#### [TASK STATEMENT]
Reproduce every record below exactly as written, leaving out any pictures.

#### [GIVEN INFORMATION]
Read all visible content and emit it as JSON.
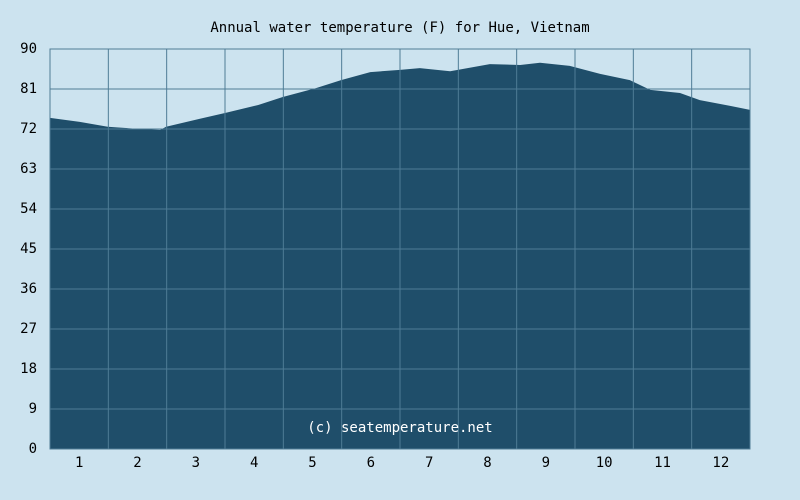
{
  "chart_data": {
    "type": "area",
    "title": "Annual water temperature (F) for Hue, Vietnam",
    "annotation": "(c) seatemperature.net",
    "x": [
      0.5,
      1.01,
      1.49,
      2.04,
      2.39,
      2.49,
      3.07,
      3.5,
      4.07,
      4.49,
      5.06,
      5.49,
      5.99,
      6.5,
      6.84,
      7.36,
      8.04,
      8.56,
      8.9,
      9.41,
      9.93,
      10.44,
      10.79,
      11.3,
      11.64,
      12.16,
      12.5
    ],
    "values": [
      74.5,
      73.6,
      72.5,
      72,
      71.8,
      72.5,
      74.3,
      75.6,
      77.4,
      79.2,
      81.2,
      83,
      84.8,
      85.3,
      85.7,
      85,
      86.6,
      86.4,
      86.9,
      86.2,
      84.4,
      83,
      80.8,
      80.1,
      78.5,
      77.2,
      76.3
    ],
    "color": "#1f4e6a",
    "xlim": [
      0.5,
      12.5
    ],
    "xticks": [
      1,
      2,
      3,
      4,
      5,
      6,
      7,
      8,
      9,
      10,
      11,
      12
    ],
    "ylim": [
      0,
      90
    ],
    "yticks": [
      0,
      9,
      18,
      27,
      36,
      45,
      54,
      63,
      72,
      81,
      90
    ],
    "grid": true
  }
}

#### [RESPONSE BELOW]
Read all visible content and emit it as JSON.
{
  "chart_data": {
    "type": "area",
    "title": "Annual water temperature (F) for Hue, Vietnam",
    "annotation": "(c) seatemperature.net",
    "x": [
      0.5,
      1.01,
      1.49,
      2.04,
      2.39,
      2.49,
      3.07,
      3.5,
      4.07,
      4.49,
      5.06,
      5.49,
      5.99,
      6.5,
      6.84,
      7.36,
      8.04,
      8.56,
      8.9,
      9.41,
      9.93,
      10.44,
      10.79,
      11.3,
      11.64,
      12.16,
      12.5
    ],
    "values": [
      74.5,
      73.6,
      72.5,
      72,
      71.8,
      72.5,
      74.3,
      75.6,
      77.4,
      79.2,
      81.2,
      83,
      84.8,
      85.3,
      85.7,
      85,
      86.6,
      86.4,
      86.9,
      86.2,
      84.4,
      83,
      80.8,
      80.1,
      78.5,
      77.2,
      76.3
    ],
    "color": "#1f4e6a",
    "xlim": [
      0.5,
      12.5
    ],
    "xticks": [
      1,
      2,
      3,
      4,
      5,
      6,
      7,
      8,
      9,
      10,
      11,
      12
    ],
    "ylim": [
      0,
      90
    ],
    "yticks": [
      0,
      9,
      18,
      27,
      36,
      45,
      54,
      63,
      72,
      81,
      90
    ],
    "grid": true
  }
}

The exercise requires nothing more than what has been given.